Task goal:
Every line with the word "docx" in it should be extracted from the data that follows.

Entries provided:
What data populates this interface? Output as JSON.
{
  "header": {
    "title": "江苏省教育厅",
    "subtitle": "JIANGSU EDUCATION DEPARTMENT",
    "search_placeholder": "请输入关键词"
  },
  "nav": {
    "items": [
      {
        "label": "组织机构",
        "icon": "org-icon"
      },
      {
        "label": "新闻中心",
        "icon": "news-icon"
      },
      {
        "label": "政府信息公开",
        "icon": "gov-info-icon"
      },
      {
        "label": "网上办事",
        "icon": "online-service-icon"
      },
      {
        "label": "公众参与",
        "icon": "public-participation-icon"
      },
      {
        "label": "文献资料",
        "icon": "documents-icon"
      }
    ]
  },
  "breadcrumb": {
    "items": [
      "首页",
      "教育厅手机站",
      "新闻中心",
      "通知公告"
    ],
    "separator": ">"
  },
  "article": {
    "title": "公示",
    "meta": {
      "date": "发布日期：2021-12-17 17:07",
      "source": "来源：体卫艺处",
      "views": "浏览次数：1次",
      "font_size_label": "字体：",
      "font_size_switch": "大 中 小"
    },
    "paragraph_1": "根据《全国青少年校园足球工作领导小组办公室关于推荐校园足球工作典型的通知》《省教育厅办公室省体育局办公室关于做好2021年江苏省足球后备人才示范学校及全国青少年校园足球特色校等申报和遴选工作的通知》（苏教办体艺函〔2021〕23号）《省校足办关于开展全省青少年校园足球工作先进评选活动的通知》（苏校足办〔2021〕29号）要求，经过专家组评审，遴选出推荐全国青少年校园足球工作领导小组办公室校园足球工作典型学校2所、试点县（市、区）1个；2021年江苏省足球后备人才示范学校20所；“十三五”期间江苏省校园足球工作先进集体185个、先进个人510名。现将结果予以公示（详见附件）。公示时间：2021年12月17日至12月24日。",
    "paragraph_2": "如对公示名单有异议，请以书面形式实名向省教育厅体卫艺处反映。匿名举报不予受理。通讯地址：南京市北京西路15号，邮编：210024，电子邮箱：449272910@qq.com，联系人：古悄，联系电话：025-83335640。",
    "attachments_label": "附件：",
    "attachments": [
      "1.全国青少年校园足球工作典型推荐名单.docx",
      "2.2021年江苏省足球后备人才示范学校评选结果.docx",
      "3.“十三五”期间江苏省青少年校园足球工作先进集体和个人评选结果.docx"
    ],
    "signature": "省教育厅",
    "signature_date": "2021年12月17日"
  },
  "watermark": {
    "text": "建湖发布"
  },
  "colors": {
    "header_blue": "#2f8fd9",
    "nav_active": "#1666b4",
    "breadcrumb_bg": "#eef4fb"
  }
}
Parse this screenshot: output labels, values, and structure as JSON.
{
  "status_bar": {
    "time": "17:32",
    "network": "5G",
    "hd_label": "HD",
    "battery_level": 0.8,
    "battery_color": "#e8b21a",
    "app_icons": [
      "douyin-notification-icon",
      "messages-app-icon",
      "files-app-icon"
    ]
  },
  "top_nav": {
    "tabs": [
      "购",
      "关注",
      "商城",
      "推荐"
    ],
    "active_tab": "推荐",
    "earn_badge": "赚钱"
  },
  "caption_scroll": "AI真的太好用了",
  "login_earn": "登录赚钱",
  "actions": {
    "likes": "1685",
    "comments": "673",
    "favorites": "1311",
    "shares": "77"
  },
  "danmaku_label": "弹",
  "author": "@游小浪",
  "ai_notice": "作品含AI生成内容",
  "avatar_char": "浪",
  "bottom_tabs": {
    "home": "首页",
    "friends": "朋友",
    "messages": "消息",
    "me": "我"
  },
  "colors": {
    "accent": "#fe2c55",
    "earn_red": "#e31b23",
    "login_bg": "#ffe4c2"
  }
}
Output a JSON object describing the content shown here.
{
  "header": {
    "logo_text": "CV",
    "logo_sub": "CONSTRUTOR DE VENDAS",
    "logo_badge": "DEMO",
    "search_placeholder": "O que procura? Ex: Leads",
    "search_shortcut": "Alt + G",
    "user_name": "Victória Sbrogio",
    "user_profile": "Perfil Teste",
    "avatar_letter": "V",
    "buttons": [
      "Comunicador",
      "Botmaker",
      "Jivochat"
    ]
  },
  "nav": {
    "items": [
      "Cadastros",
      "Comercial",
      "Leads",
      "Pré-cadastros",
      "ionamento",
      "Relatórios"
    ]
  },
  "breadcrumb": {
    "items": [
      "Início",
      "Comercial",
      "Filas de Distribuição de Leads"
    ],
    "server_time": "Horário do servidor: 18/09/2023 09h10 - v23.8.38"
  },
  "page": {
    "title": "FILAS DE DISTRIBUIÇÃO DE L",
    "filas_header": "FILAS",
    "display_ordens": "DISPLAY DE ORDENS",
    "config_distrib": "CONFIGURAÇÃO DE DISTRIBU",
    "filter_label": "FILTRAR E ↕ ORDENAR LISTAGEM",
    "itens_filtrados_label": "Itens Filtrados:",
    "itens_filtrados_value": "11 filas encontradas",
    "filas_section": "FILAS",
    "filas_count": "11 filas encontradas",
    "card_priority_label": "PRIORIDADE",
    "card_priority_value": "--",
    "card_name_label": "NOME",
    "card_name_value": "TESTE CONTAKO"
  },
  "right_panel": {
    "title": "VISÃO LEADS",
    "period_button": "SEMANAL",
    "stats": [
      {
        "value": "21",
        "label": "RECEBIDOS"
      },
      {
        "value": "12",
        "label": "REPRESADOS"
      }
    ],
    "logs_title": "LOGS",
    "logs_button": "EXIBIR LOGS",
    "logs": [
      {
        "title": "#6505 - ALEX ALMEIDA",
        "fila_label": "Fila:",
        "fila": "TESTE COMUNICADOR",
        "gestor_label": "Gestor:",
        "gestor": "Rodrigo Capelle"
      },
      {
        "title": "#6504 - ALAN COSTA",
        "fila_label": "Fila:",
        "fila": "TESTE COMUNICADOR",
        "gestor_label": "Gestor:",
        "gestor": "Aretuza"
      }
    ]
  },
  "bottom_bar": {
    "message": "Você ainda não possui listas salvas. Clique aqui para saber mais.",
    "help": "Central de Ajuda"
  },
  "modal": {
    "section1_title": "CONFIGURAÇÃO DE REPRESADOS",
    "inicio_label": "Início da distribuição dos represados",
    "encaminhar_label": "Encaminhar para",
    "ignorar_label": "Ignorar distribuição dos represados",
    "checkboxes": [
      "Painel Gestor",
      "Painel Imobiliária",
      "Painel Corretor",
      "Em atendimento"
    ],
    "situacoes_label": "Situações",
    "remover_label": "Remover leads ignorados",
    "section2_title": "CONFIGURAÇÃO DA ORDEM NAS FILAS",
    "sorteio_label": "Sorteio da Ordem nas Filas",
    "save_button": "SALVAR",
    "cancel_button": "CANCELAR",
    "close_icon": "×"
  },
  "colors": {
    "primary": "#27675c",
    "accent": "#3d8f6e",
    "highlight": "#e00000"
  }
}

Result of the task:
      "1.全国青少年校园足球工作典型推荐名单.docx",
      "2.2021年江苏省足球后备人才示范学校评选结果.docx",
      "3.“十三五”期间江苏省青少年校园足球工作先进集体和个人评选结果.docx"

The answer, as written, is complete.